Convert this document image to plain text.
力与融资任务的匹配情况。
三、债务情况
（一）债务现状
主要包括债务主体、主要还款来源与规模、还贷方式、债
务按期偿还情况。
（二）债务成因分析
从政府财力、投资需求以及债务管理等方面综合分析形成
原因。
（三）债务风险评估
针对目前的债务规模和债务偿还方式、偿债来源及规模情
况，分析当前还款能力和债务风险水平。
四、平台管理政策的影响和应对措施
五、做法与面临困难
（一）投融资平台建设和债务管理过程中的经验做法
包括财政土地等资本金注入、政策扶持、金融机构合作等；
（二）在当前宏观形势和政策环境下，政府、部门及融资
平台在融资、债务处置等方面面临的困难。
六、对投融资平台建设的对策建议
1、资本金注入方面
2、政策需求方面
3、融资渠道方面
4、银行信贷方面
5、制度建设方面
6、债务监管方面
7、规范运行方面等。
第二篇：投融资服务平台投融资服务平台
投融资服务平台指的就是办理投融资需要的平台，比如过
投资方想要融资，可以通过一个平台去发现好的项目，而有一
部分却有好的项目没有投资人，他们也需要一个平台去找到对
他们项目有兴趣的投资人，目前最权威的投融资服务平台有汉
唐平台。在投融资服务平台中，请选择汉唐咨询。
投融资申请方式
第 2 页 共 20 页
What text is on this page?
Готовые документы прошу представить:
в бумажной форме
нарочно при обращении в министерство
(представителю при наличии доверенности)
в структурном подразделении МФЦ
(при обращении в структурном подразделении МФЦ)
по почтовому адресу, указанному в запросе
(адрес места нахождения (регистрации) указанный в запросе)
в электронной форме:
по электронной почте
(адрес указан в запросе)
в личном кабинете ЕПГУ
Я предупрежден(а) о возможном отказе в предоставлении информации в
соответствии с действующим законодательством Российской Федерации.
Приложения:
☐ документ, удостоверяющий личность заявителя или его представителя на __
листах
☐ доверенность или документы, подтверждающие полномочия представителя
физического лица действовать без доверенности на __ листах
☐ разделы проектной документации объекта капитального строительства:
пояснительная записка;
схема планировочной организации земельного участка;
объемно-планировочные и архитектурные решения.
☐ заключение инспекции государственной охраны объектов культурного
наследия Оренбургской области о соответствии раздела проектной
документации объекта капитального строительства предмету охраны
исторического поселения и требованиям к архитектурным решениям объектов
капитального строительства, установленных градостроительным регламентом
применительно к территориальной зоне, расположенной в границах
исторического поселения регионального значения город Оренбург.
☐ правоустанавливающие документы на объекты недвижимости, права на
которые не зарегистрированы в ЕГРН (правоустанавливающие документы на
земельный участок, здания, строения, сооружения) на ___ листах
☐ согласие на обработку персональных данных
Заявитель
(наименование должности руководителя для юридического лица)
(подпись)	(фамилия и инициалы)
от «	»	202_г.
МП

***

Which lines of the data include "запросе"? Copy each of them.

__The response__.
по почтовому адресу, указанному в запросе
(адрес места нахождения (регистрации) указанный в запросе)
(адрес указан в запросе)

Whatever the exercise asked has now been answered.